▶ **WHAT IS ASKED**
Show every line below where "UNTERNEHMENSBEITRAG" can be found.

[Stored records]
- - -
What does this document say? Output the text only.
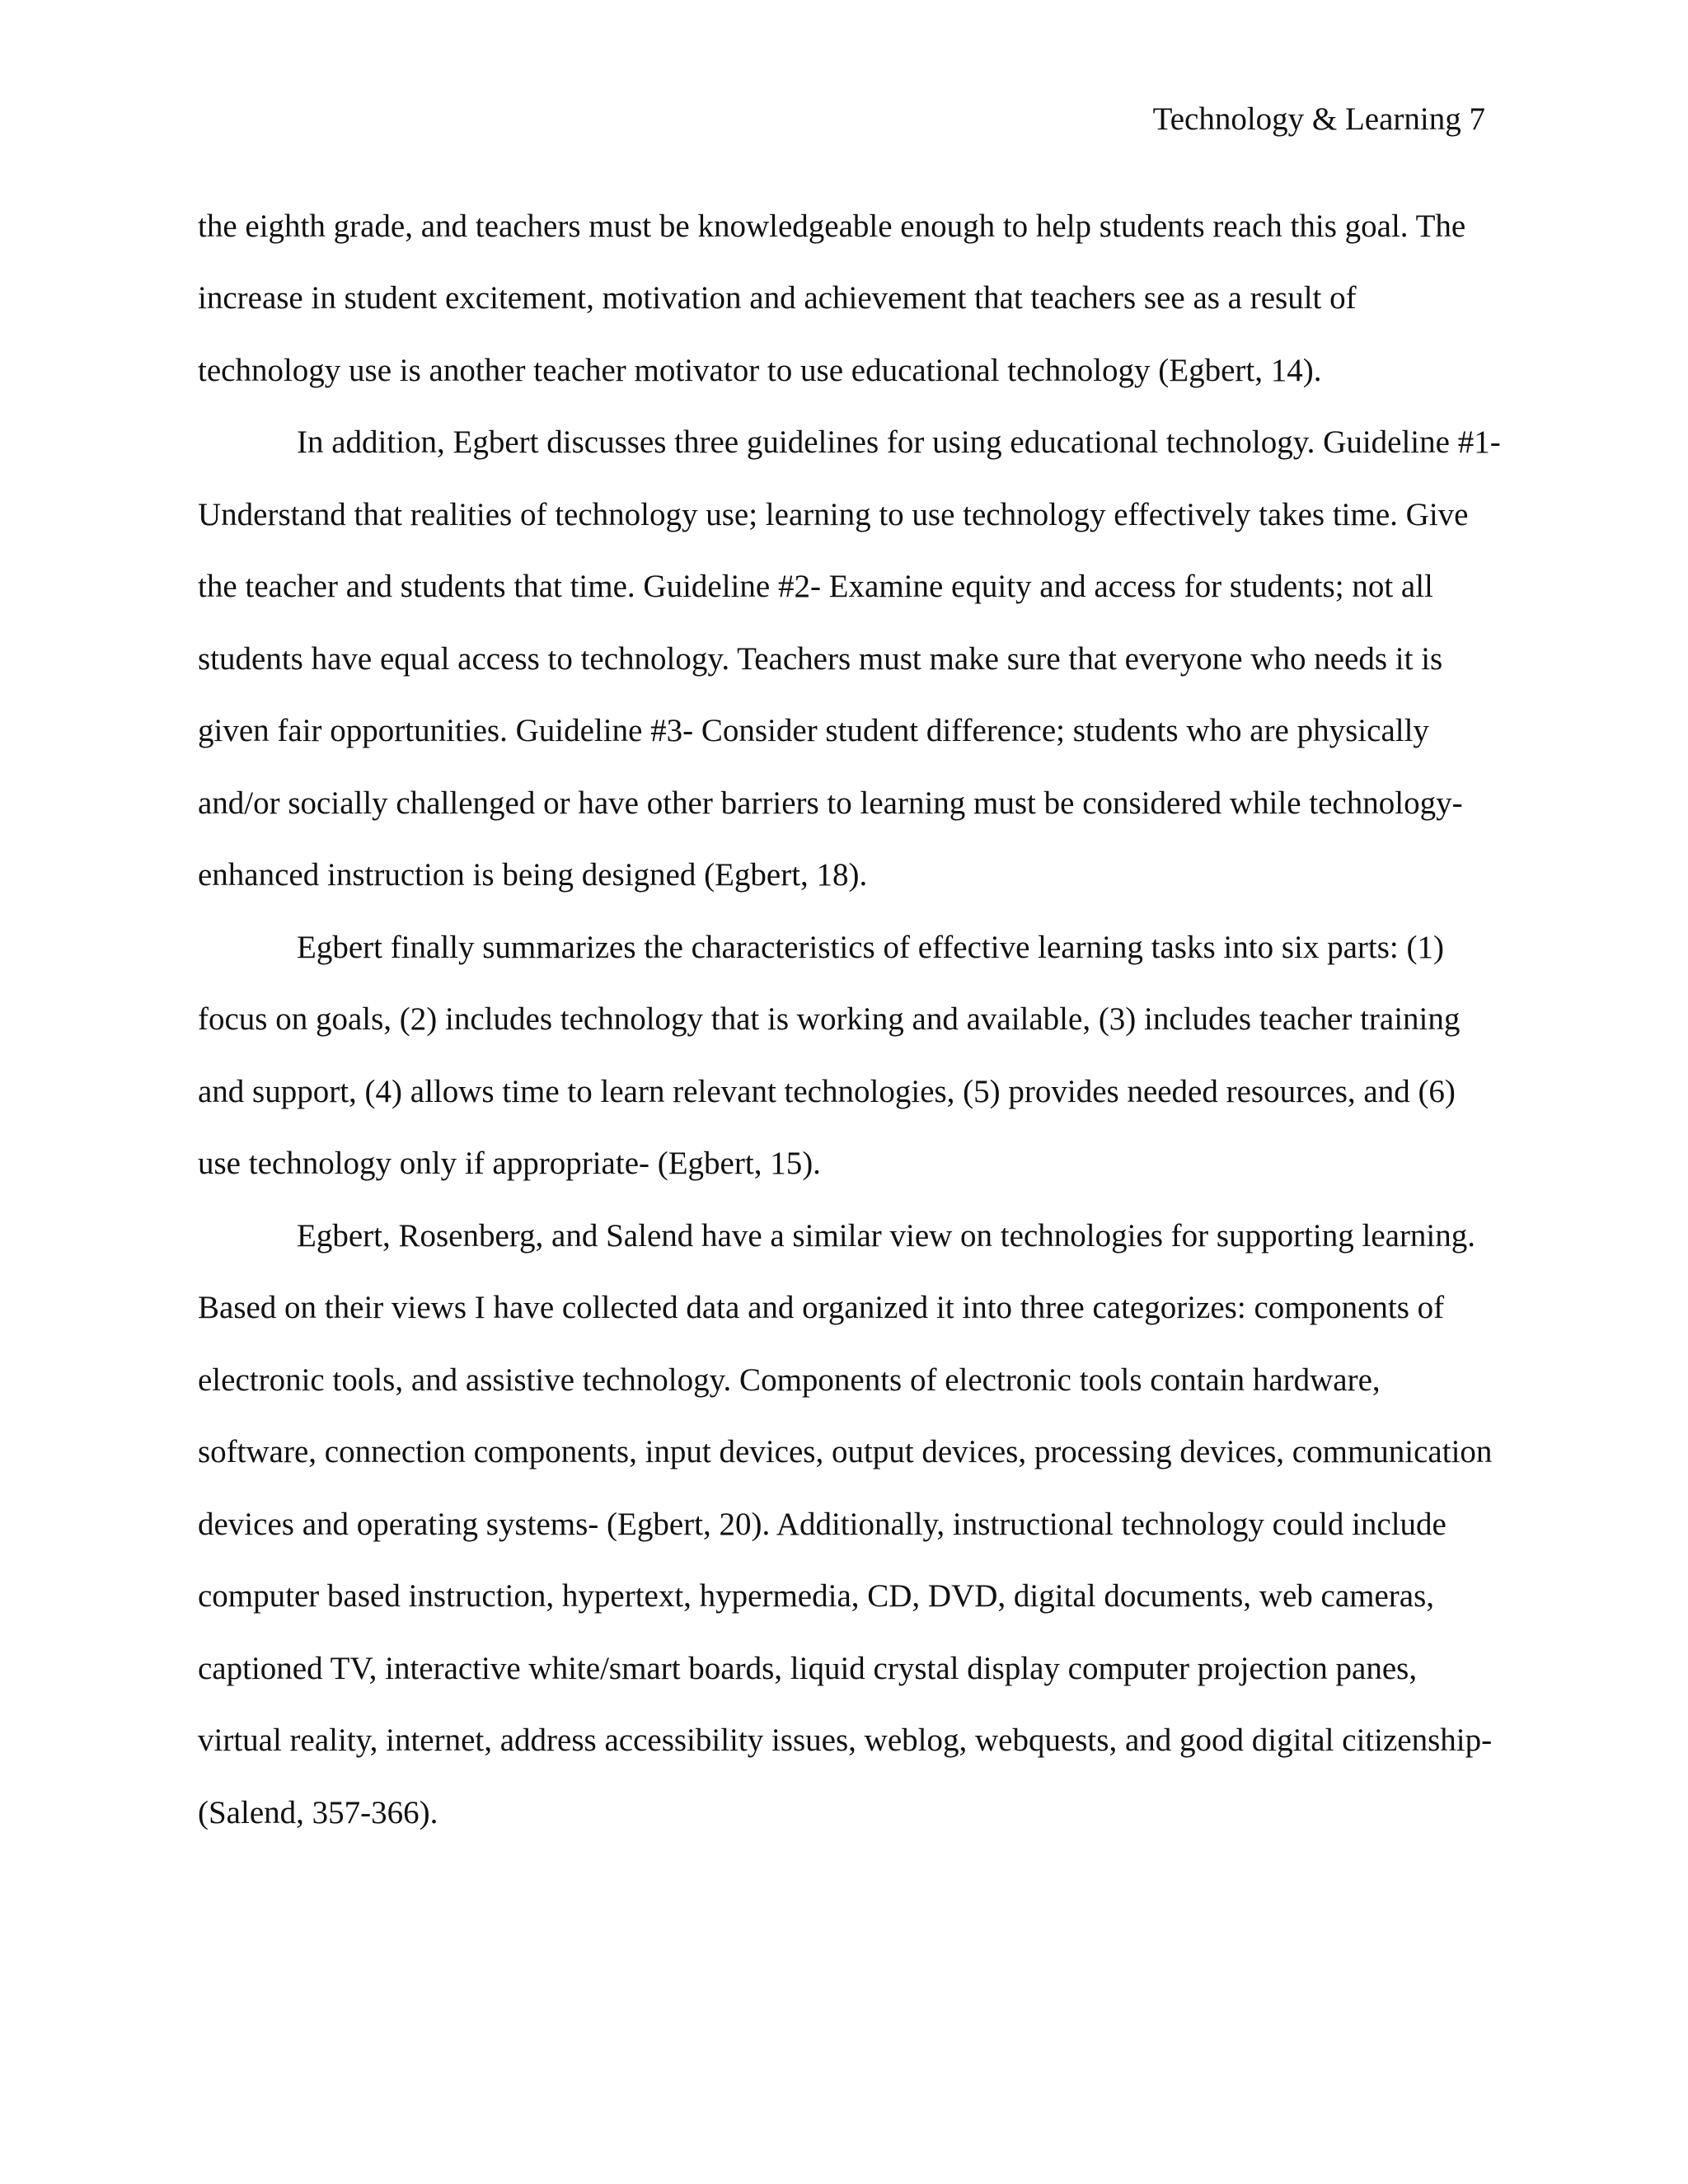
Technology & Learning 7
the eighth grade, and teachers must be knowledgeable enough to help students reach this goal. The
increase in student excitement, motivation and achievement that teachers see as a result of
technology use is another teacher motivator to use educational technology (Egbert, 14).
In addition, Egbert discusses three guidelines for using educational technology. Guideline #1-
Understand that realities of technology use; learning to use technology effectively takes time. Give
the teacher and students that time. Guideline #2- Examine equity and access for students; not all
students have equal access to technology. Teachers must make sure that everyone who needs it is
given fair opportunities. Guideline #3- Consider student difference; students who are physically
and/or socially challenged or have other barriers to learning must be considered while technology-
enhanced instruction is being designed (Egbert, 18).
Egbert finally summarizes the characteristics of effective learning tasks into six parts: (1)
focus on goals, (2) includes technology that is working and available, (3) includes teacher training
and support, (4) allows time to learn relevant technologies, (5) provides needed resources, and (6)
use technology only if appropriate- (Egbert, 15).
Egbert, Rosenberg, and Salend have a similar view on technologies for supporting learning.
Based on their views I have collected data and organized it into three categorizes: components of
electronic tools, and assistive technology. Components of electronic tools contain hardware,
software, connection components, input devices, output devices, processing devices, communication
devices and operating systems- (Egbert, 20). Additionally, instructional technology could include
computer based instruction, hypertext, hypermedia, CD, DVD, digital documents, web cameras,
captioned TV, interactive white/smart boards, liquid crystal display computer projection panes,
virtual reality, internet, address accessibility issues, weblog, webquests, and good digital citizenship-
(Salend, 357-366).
- - -
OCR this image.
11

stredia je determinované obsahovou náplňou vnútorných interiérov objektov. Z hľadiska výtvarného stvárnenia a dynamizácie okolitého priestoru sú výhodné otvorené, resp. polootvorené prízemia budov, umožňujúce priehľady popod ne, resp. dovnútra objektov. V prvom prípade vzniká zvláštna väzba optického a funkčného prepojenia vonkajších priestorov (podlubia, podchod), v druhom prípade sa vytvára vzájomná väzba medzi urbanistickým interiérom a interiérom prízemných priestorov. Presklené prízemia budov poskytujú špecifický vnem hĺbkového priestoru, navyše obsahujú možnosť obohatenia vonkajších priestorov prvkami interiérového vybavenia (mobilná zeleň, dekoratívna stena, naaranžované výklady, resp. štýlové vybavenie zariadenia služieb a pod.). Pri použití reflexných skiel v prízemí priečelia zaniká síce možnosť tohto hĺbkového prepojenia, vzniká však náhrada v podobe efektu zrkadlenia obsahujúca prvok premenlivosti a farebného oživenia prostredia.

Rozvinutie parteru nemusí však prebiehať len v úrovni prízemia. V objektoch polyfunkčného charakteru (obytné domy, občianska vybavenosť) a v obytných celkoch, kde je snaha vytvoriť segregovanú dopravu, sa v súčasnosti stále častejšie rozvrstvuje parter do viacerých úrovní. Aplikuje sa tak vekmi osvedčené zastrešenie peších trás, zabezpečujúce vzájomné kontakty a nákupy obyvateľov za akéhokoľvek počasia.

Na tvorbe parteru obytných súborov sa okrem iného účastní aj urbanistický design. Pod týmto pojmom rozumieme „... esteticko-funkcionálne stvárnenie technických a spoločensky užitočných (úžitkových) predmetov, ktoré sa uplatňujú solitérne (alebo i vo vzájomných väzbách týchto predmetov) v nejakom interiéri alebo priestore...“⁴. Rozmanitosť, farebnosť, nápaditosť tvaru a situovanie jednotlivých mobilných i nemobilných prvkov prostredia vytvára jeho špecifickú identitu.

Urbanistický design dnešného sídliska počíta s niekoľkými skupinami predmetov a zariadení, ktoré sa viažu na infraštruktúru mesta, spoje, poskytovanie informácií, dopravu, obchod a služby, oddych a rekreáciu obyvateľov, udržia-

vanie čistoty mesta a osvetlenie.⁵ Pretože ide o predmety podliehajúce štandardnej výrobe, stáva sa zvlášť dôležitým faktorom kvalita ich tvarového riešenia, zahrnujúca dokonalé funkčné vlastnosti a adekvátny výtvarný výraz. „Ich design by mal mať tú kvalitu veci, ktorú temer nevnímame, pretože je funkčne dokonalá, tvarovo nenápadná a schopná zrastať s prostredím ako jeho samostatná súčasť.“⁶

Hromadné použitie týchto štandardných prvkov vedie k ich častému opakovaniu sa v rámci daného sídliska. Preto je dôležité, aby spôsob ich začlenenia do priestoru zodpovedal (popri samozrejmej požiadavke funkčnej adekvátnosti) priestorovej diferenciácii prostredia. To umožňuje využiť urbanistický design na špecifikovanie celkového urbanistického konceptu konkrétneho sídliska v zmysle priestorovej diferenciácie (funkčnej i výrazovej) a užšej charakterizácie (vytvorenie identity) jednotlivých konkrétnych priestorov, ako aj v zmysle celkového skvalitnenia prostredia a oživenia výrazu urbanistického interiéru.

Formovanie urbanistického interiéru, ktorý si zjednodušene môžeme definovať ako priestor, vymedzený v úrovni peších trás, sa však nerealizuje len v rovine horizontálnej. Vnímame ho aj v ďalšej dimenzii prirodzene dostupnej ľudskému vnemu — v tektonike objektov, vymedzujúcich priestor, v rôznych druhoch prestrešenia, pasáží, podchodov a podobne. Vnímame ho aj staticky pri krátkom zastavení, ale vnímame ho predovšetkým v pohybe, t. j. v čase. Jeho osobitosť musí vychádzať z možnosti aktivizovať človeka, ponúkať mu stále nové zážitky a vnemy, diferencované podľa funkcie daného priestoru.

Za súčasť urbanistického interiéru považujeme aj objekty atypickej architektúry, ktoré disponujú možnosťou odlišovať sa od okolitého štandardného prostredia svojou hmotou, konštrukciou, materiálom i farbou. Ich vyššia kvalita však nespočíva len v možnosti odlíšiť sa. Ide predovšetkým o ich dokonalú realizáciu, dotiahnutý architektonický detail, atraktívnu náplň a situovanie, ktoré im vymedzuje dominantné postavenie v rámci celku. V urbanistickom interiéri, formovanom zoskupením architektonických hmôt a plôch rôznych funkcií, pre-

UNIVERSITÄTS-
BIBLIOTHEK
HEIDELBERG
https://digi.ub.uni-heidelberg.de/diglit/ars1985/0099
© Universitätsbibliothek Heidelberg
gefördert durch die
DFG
- - -
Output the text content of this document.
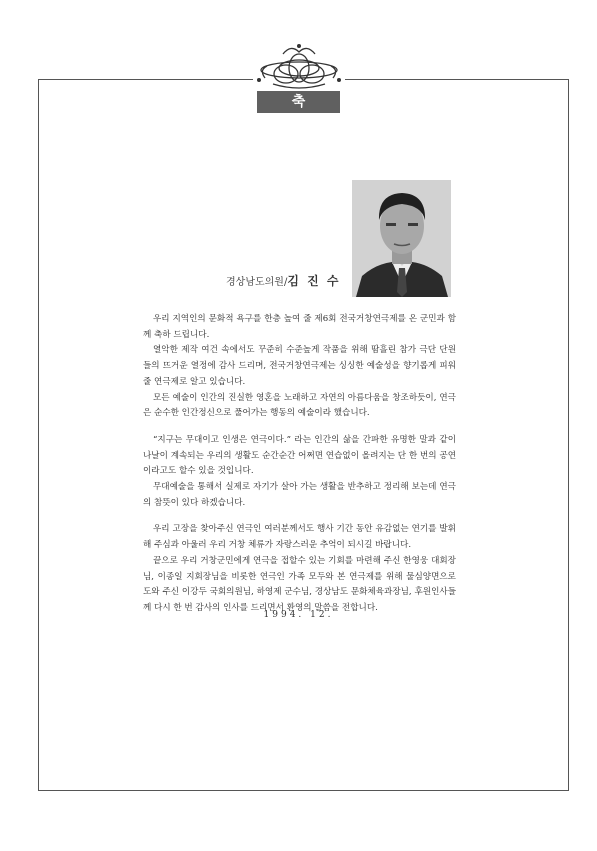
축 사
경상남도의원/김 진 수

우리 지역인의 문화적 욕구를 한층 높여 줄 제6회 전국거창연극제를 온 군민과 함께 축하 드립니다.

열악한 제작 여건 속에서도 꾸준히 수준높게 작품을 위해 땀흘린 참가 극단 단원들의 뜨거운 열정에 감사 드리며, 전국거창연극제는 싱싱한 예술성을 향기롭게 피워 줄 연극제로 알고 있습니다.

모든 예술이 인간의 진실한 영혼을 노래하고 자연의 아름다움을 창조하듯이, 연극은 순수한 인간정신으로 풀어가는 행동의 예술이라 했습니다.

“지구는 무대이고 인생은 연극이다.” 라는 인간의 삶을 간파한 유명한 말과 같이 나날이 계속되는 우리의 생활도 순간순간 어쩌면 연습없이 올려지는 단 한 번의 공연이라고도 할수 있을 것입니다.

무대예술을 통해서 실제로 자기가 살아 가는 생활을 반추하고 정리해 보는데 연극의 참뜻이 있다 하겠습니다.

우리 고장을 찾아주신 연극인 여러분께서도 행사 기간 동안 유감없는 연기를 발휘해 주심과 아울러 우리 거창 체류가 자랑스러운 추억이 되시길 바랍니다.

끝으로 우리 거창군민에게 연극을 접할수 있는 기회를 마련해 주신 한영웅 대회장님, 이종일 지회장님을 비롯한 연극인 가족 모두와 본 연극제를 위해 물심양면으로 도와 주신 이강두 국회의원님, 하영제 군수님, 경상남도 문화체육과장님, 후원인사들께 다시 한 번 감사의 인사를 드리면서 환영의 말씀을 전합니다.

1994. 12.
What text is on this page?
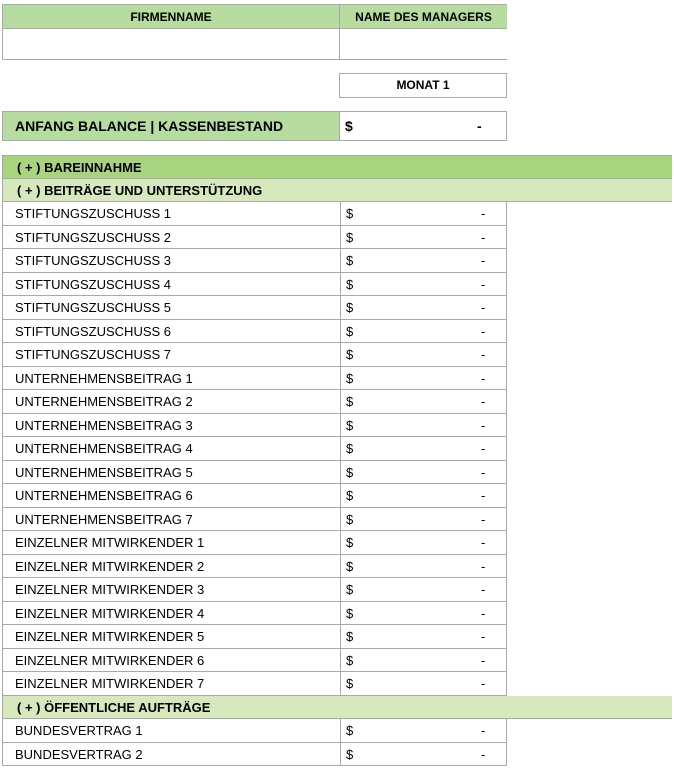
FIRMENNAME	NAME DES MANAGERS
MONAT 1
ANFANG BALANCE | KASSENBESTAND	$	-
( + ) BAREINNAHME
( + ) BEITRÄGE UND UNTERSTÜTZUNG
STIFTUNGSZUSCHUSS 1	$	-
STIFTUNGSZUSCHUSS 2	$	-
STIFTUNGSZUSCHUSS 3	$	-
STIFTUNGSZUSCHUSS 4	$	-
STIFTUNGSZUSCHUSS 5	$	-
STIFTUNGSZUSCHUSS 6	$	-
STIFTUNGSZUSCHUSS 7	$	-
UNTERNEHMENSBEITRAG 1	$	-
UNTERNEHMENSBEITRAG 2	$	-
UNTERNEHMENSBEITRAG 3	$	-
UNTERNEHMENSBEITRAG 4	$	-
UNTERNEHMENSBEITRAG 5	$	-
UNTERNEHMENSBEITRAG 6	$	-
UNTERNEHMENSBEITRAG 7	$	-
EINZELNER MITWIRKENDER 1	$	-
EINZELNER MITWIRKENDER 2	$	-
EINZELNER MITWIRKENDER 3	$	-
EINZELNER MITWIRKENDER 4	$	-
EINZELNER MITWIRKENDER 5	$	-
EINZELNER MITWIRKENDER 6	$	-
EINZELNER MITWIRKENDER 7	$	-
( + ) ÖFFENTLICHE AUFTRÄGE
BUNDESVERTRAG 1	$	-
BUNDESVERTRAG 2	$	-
- - -
▶ **EXERCISE OUTPUT**
UNTERNEHMENSBEITRAG 1	$	-
UNTERNEHMENSBEITRAG 2	$	-
UNTERNEHMENSBEITRAG 3	$	-
UNTERNEHMENSBEITRAG 4	$	-
UNTERNEHMENSBEITRAG 5	$	-
UNTERNEHMENSBEITRAG 6	$	-
UNTERNEHMENSBEITRAG 7	$	-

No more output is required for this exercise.